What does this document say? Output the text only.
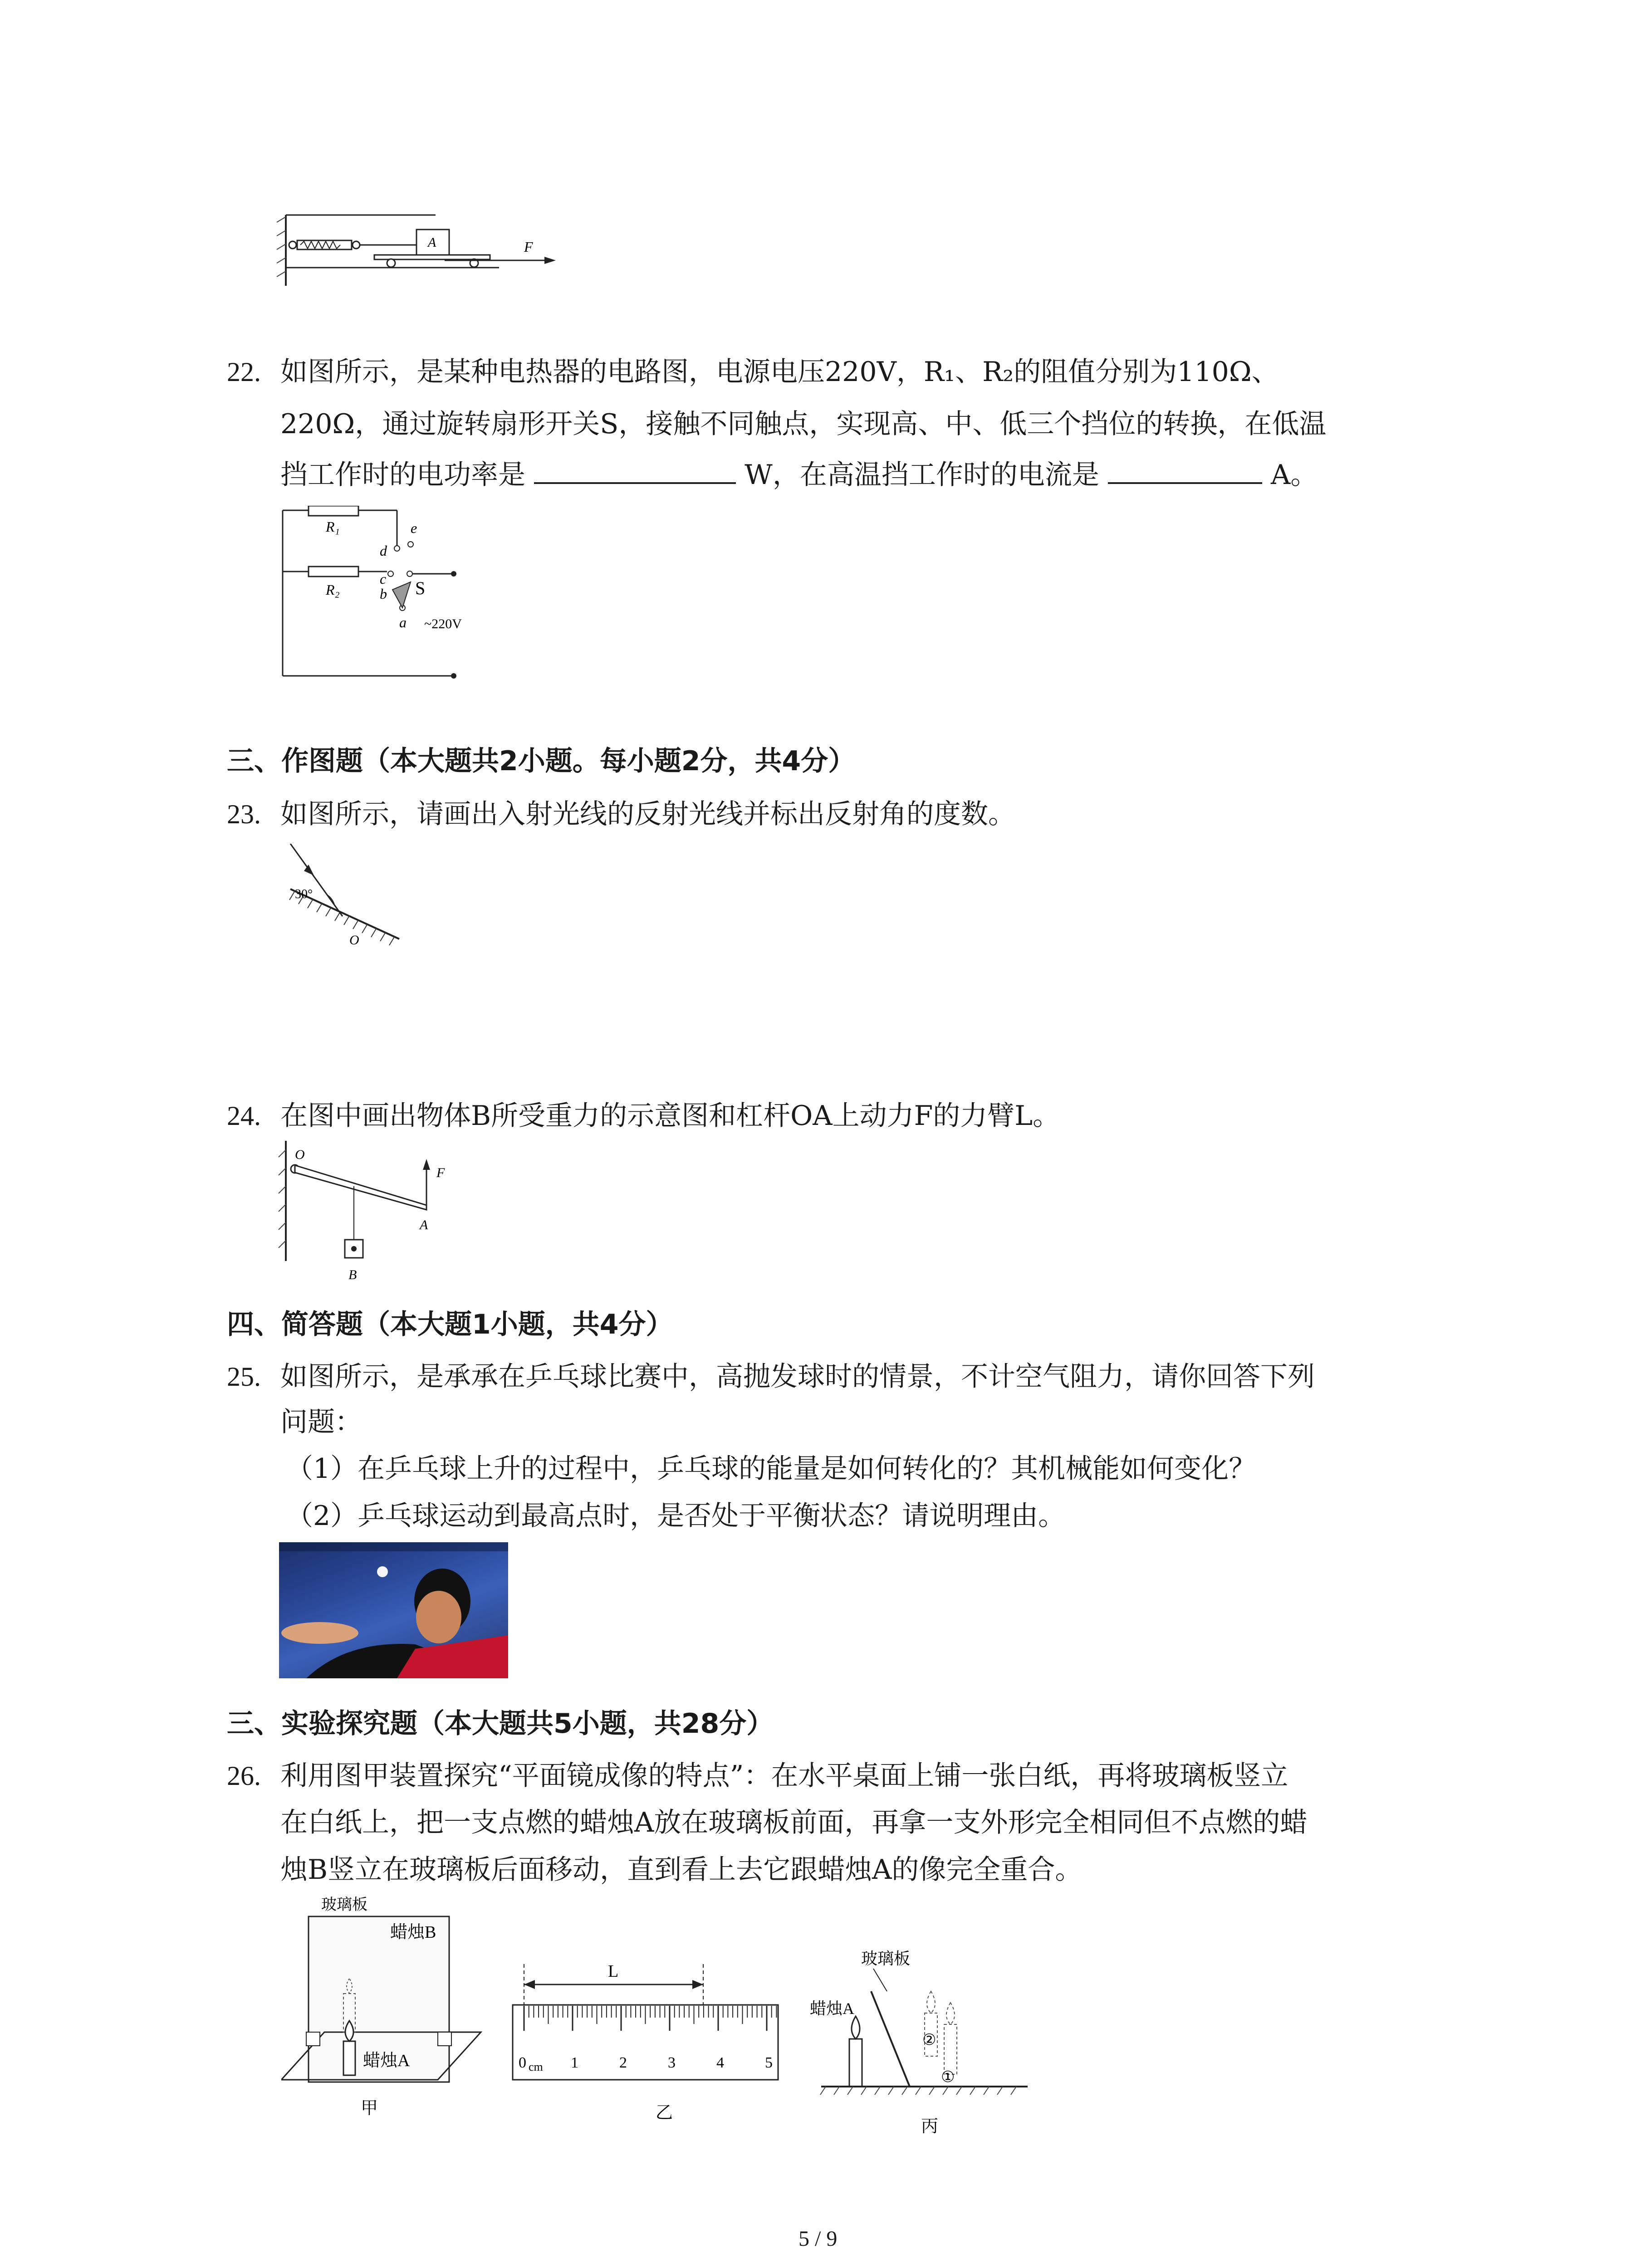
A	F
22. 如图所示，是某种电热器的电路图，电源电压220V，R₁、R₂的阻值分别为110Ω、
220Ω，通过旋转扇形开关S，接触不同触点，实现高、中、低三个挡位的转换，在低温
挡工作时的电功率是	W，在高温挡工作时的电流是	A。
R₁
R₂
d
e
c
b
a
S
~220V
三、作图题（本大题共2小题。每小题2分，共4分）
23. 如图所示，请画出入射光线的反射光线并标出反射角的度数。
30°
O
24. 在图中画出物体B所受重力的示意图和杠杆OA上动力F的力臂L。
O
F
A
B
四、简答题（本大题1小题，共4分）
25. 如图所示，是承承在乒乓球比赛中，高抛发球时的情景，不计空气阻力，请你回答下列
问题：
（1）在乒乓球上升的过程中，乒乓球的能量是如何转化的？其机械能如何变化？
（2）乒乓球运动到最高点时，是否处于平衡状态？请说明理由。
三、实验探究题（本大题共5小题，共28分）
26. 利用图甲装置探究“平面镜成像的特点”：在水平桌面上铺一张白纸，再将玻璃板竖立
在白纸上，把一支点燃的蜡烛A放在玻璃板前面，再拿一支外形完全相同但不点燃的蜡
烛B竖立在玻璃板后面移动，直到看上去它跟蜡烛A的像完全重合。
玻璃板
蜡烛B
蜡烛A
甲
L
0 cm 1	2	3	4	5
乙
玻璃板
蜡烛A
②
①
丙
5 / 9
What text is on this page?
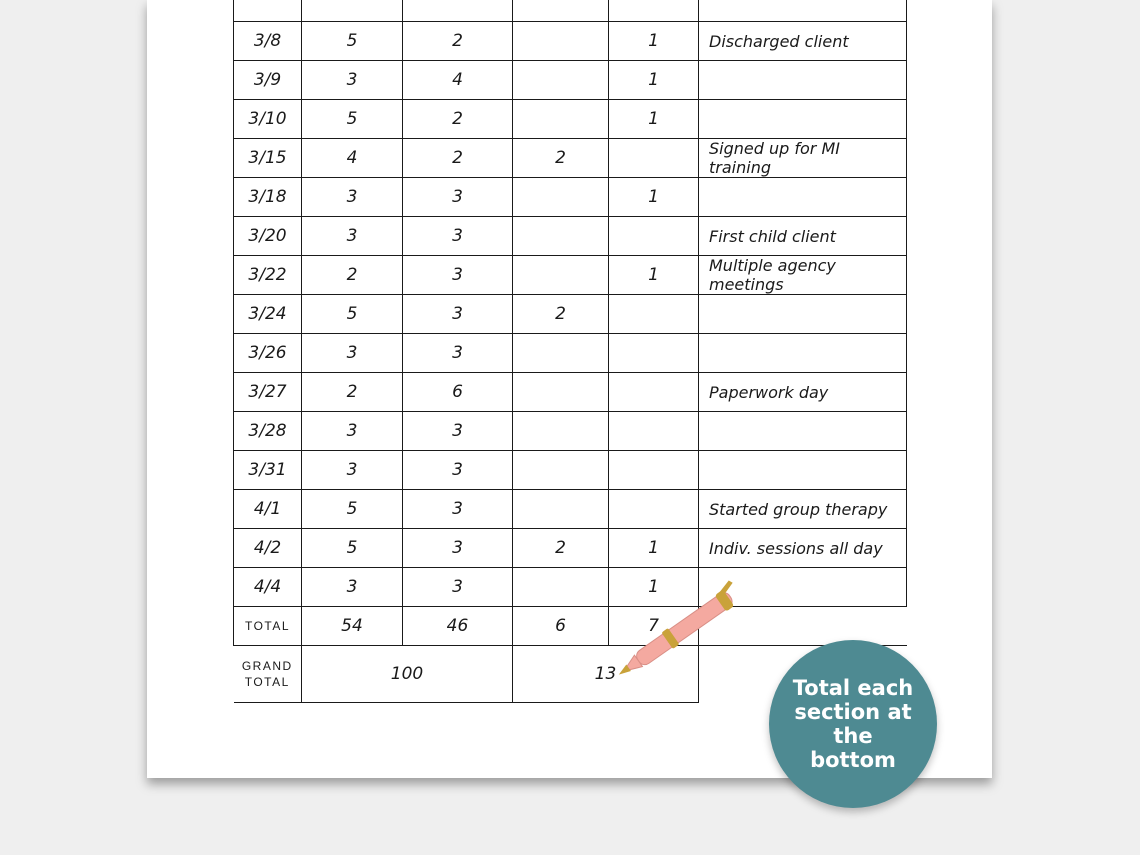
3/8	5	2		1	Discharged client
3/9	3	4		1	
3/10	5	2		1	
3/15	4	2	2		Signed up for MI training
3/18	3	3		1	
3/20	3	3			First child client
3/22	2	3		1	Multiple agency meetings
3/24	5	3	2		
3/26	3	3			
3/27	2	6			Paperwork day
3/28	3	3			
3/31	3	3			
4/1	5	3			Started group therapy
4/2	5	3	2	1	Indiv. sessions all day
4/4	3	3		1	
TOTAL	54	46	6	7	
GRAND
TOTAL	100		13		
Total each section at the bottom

◆ ◆ ◆ ◆ ◆ ◆ ◆

What is being asked:
Leave out the pictures and repeat everything else in the records exactly.

The completed task:
What does this document say? Output the text only.
A	F
22. 如图所示，是某种电热器的电路图，电源电压220V，R₁、R₂的阻值分别为110Ω、
220Ω，通过旋转扇形开关S，接触不同触点，实现高、中、低三个挡位的转换，在低温
挡工作时的电功率是	W，在高温挡工作时的电流是	A。
R₁
R₂
d
e
c
b
a
S
~220V
三、作图题（本大题共2小题。每小题2分，共4分）
23. 如图所示，请画出入射光线的反射光线并标出反射角的度数。
30°
O
24. 在图中画出物体B所受重力的示意图和杠杆OA上动力F的力臂L。
O
F
A
B
四、简答题（本大题1小题，共4分）
25. 如图所示，是承承在乒乓球比赛中，高抛发球时的情景，不计空气阻力，请你回答下列
问题：
（1）在乒乓球上升的过程中，乒乓球的能量是如何转化的？其机械能如何变化？
（2）乒乓球运动到最高点时，是否处于平衡状态？请说明理由。
三、实验探究题（本大题共5小题，共28分）
26. 利用图甲装置探究“平面镜成像的特点”：在水平桌面上铺一张白纸，再将玻璃板竖立
在白纸上，把一支点燃的蜡烛A放在玻璃板前面，再拿一支外形完全相同但不点燃的蜡
烛B竖立在玻璃板后面移动，直到看上去它跟蜡烛A的像完全重合。
玻璃板
蜡烛B
蜡烛A
甲
L
0 cm 1	2	3	4	5
乙
玻璃板
蜡烛A
②
①
丙
5 / 9
What text is on this page?
3/8	5	2		1	Discharged client
3/9	3	4		1	
3/10	5	2		1	
3/15	4	2	2		Signed up for MI training
3/18	3	3		1	
3/20	3	3			First child client
3/22	2	3		1	Multiple agency meetings
3/24	5	3	2		
3/26	3	3			
3/27	2	6			Paperwork day
3/28	3	3			
3/31	3	3			
4/1	5	3			Started group therapy
4/2	5	3	2	1	Indiv. sessions all day
4/4	3	3		1	
TOTAL	54	46	6	7	
GRAND
TOTAL	100		13		
Total each section at the bottom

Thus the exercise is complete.